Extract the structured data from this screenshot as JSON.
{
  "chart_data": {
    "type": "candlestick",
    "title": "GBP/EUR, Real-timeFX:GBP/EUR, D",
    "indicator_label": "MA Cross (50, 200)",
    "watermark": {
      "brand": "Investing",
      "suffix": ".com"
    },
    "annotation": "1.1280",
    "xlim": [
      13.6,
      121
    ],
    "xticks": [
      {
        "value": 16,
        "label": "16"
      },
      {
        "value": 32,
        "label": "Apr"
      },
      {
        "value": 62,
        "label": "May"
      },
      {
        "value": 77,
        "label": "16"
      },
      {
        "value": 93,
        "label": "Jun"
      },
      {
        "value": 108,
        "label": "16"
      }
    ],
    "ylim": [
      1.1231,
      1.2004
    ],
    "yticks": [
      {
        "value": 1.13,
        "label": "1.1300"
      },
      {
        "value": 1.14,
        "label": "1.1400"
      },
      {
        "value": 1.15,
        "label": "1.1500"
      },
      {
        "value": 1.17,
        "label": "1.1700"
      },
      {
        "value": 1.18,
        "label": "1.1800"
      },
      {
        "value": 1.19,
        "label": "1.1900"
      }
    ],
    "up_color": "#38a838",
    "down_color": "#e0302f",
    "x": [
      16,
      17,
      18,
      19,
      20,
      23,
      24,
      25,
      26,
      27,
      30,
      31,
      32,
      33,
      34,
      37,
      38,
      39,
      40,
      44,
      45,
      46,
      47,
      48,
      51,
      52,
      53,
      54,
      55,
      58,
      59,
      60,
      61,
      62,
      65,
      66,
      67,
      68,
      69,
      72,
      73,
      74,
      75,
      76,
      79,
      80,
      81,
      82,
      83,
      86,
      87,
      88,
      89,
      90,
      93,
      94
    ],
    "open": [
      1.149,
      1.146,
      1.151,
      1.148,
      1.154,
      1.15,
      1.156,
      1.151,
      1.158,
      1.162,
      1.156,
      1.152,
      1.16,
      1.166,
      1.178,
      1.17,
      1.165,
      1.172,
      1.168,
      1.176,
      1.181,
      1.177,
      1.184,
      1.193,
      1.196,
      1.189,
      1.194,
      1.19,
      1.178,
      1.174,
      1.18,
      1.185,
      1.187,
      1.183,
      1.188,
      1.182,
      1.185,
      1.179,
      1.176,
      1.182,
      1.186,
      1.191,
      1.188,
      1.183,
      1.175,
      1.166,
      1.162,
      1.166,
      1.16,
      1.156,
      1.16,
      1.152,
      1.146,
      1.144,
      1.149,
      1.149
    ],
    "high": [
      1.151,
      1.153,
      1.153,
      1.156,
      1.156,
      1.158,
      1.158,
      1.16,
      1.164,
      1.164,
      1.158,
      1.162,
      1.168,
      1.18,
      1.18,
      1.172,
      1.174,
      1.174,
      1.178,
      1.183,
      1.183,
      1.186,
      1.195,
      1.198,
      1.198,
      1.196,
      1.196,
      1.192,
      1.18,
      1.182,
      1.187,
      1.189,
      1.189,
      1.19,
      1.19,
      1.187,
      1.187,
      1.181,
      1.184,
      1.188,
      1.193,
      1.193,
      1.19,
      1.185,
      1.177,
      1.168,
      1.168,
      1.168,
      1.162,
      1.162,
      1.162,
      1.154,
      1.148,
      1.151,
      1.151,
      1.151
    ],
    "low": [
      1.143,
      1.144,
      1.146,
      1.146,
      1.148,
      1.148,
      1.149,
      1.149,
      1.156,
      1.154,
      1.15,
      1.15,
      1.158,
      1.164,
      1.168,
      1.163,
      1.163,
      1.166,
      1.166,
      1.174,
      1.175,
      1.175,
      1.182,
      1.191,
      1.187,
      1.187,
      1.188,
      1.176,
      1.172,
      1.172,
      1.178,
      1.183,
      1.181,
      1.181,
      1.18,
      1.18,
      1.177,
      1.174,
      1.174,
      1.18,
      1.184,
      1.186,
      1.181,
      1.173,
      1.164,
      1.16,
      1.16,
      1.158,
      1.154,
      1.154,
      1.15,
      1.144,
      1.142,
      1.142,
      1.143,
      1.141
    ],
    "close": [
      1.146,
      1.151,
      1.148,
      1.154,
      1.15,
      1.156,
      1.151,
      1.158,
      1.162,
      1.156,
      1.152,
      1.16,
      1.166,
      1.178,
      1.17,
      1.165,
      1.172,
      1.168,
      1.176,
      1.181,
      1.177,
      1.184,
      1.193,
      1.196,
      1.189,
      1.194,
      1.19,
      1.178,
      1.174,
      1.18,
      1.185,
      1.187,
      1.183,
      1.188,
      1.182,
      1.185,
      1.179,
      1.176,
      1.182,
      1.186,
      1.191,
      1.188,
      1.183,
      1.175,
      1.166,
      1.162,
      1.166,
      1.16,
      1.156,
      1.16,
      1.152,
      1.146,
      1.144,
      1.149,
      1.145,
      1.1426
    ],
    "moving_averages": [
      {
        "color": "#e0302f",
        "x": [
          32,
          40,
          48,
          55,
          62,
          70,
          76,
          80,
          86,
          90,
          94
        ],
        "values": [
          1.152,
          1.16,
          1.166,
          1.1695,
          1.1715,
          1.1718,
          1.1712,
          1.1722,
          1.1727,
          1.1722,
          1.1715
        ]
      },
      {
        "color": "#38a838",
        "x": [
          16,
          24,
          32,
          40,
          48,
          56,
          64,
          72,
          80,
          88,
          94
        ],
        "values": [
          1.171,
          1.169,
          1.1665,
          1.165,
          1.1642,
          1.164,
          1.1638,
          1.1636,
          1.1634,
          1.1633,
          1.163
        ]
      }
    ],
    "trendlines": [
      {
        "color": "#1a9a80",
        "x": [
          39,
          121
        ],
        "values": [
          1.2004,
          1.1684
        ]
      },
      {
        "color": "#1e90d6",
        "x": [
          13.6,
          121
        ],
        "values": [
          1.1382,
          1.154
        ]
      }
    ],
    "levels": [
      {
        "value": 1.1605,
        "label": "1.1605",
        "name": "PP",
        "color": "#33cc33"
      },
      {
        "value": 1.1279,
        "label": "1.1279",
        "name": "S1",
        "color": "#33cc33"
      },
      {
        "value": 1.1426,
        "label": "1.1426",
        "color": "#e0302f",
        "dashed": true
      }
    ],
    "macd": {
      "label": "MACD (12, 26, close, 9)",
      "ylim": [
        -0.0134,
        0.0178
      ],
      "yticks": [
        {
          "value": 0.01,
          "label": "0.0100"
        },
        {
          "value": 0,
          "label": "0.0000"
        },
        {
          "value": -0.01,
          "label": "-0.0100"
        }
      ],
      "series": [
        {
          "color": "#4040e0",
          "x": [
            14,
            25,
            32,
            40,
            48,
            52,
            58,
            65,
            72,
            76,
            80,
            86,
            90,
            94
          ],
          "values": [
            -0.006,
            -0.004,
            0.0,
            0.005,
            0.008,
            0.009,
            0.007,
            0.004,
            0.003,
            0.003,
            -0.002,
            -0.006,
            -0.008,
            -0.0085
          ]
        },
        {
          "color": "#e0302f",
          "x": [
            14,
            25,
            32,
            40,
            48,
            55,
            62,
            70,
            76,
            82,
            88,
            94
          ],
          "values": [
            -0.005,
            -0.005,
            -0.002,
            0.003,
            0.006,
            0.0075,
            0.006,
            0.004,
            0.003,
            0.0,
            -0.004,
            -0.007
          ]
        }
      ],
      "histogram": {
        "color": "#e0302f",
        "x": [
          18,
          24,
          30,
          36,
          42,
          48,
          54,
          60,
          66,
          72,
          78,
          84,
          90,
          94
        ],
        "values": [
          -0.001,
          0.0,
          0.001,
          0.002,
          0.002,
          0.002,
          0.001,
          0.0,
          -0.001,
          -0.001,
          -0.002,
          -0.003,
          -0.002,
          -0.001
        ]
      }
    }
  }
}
☆ ☆ ☆ ☆ ☆
* To be done *
Copy out all of the records shown above exactly.

* Answer in full *
Extract the structured data from this screenshot as JSON.
{
  "chart_data": {
    "type": "candlestick",
    "title": "GBP/EUR, Real-timeFX:GBP/EUR, D",
    "indicator_label": "MA Cross (50, 200)",
    "watermark": {
      "brand": "Investing",
      "suffix": ".com"
    },
    "annotation": "1.1280",
    "xlim": [
      13.6,
      121
    ],
    "xticks": [
      {
        "value": 16,
        "label": "16"
      },
      {
        "value": 32,
        "label": "Apr"
      },
      {
        "value": 62,
        "label": "May"
      },
      {
        "value": 77,
        "label": "16"
      },
      {
        "value": 93,
        "label": "Jun"
      },
      {
        "value": 108,
        "label": "16"
      }
    ],
    "ylim": [
      1.1231,
      1.2004
    ],
    "yticks": [
      {
        "value": 1.13,
        "label": "1.1300"
      },
      {
        "value": 1.14,
        "label": "1.1400"
      },
      {
        "value": 1.15,
        "label": "1.1500"
      },
      {
        "value": 1.17,
        "label": "1.1700"
      },
      {
        "value": 1.18,
        "label": "1.1800"
      },
      {
        "value": 1.19,
        "label": "1.1900"
      }
    ],
    "up_color": "#38a838",
    "down_color": "#e0302f",
    "x": [
      16,
      17,
      18,
      19,
      20,
      23,
      24,
      25,
      26,
      27,
      30,
      31,
      32,
      33,
      34,
      37,
      38,
      39,
      40,
      44,
      45,
      46,
      47,
      48,
      51,
      52,
      53,
      54,
      55,
      58,
      59,
      60,
      61,
      62,
      65,
      66,
      67,
      68,
      69,
      72,
      73,
      74,
      75,
      76,
      79,
      80,
      81,
      82,
      83,
      86,
      87,
      88,
      89,
      90,
      93,
      94
    ],
    "open": [
      1.149,
      1.146,
      1.151,
      1.148,
      1.154,
      1.15,
      1.156,
      1.151,
      1.158,
      1.162,
      1.156,
      1.152,
      1.16,
      1.166,
      1.178,
      1.17,
      1.165,
      1.172,
      1.168,
      1.176,
      1.181,
      1.177,
      1.184,
      1.193,
      1.196,
      1.189,
      1.194,
      1.19,
      1.178,
      1.174,
      1.18,
      1.185,
      1.187,
      1.183,
      1.188,
      1.182,
      1.185,
      1.179,
      1.176,
      1.182,
      1.186,
      1.191,
      1.188,
      1.183,
      1.175,
      1.166,
      1.162,
      1.166,
      1.16,
      1.156,
      1.16,
      1.152,
      1.146,
      1.144,
      1.149,
      1.149
    ],
    "high": [
      1.151,
      1.153,
      1.153,
      1.156,
      1.156,
      1.158,
      1.158,
      1.16,
      1.164,
      1.164,
      1.158,
      1.162,
      1.168,
      1.18,
      1.18,
      1.172,
      1.174,
      1.174,
      1.178,
      1.183,
      1.183,
      1.186,
      1.195,
      1.198,
      1.198,
      1.196,
      1.196,
      1.192,
      1.18,
      1.182,
      1.187,
      1.189,
      1.189,
      1.19,
      1.19,
      1.187,
      1.187,
      1.181,
      1.184,
      1.188,
      1.193,
      1.193,
      1.19,
      1.185,
      1.177,
      1.168,
      1.168,
      1.168,
      1.162,
      1.162,
      1.162,
      1.154,
      1.148,
      1.151,
      1.151,
      1.151
    ],
    "low": [
      1.143,
      1.144,
      1.146,
      1.146,
      1.148,
      1.148,
      1.149,
      1.149,
      1.156,
      1.154,
      1.15,
      1.15,
      1.158,
      1.164,
      1.168,
      1.163,
      1.163,
      1.166,
      1.166,
      1.174,
      1.175,
      1.175,
      1.182,
      1.191,
      1.187,
      1.187,
      1.188,
      1.176,
      1.172,
      1.172,
      1.178,
      1.183,
      1.181,
      1.181,
      1.18,
      1.18,
      1.177,
      1.174,
      1.174,
      1.18,
      1.184,
      1.186,
      1.181,
      1.173,
      1.164,
      1.16,
      1.16,
      1.158,
      1.154,
      1.154,
      1.15,
      1.144,
      1.142,
      1.142,
      1.143,
      1.141
    ],
    "close": [
      1.146,
      1.151,
      1.148,
      1.154,
      1.15,
      1.156,
      1.151,
      1.158,
      1.162,
      1.156,
      1.152,
      1.16,
      1.166,
      1.178,
      1.17,
      1.165,
      1.172,
      1.168,
      1.176,
      1.181,
      1.177,
      1.184,
      1.193,
      1.196,
      1.189,
      1.194,
      1.19,
      1.178,
      1.174,
      1.18,
      1.185,
      1.187,
      1.183,
      1.188,
      1.182,
      1.185,
      1.179,
      1.176,
      1.182,
      1.186,
      1.191,
      1.188,
      1.183,
      1.175,
      1.166,
      1.162,
      1.166,
      1.16,
      1.156,
      1.16,
      1.152,
      1.146,
      1.144,
      1.149,
      1.145,
      1.1426
    ],
    "moving_averages": [
      {
        "color": "#e0302f",
        "x": [
          32,
          40,
          48,
          55,
          62,
          70,
          76,
          80,
          86,
          90,
          94
        ],
        "values": [
          1.152,
          1.16,
          1.166,
          1.1695,
          1.1715,
          1.1718,
          1.1712,
          1.1722,
          1.1727,
          1.1722,
          1.1715
        ]
      },
      {
        "color": "#38a838",
        "x": [
          16,
          24,
          32,
          40,
          48,
          56,
          64,
          72,
          80,
          88,
          94
        ],
        "values": [
          1.171,
          1.169,
          1.1665,
          1.165,
          1.1642,
          1.164,
          1.1638,
          1.1636,
          1.1634,
          1.1633,
          1.163
        ]
      }
    ],
    "trendlines": [
      {
        "color": "#1a9a80",
        "x": [
          39,
          121
        ],
        "values": [
          1.2004,
          1.1684
        ]
      },
      {
        "color": "#1e90d6",
        "x": [
          13.6,
          121
        ],
        "values": [
          1.1382,
          1.154
        ]
      }
    ],
    "levels": [
      {
        "value": 1.1605,
        "label": "1.1605",
        "name": "PP",
        "color": "#33cc33"
      },
      {
        "value": 1.1279,
        "label": "1.1279",
        "name": "S1",
        "color": "#33cc33"
      },
      {
        "value": 1.1426,
        "label": "1.1426",
        "color": "#e0302f",
        "dashed": true
      }
    ],
    "macd": {
      "label": "MACD (12, 26, close, 9)",
      "ylim": [
        -0.0134,
        0.0178
      ],
      "yticks": [
        {
          "value": 0.01,
          "label": "0.0100"
        },
        {
          "value": 0,
          "label": "0.0000"
        },
        {
          "value": -0.01,
          "label": "-0.0100"
        }
      ],
      "series": [
        {
          "color": "#4040e0",
          "x": [
            14,
            25,
            32,
            40,
            48,
            52,
            58,
            65,
            72,
            76,
            80,
            86,
            90,
            94
          ],
          "values": [
            -0.006,
            -0.004,
            0.0,
            0.005,
            0.008,
            0.009,
            0.007,
            0.004,
            0.003,
            0.003,
            -0.002,
            -0.006,
            -0.008,
            -0.0085
          ]
        },
        {
          "color": "#e0302f",
          "x": [
            14,
            25,
            32,
            40,
            48,
            55,
            62,
            70,
            76,
            82,
            88,
            94
          ],
          "values": [
            -0.005,
            -0.005,
            -0.002,
            0.003,
            0.006,
            0.0075,
            0.006,
            0.004,
            0.003,
            0.0,
            -0.004,
            -0.007
          ]
        }
      ],
      "histogram": {
        "color": "#e0302f",
        "x": [
          18,
          24,
          30,
          36,
          42,
          48,
          54,
          60,
          66,
          72,
          78,
          84,
          90,
          94
        ],
        "values": [
          -0.001,
          0.0,
          0.001,
          0.002,
          0.002,
          0.002,
          0.001,
          0.0,
          -0.001,
          -0.001,
          -0.002,
          -0.003,
          -0.002,
          -0.001
        ]
      }
    }
  }
}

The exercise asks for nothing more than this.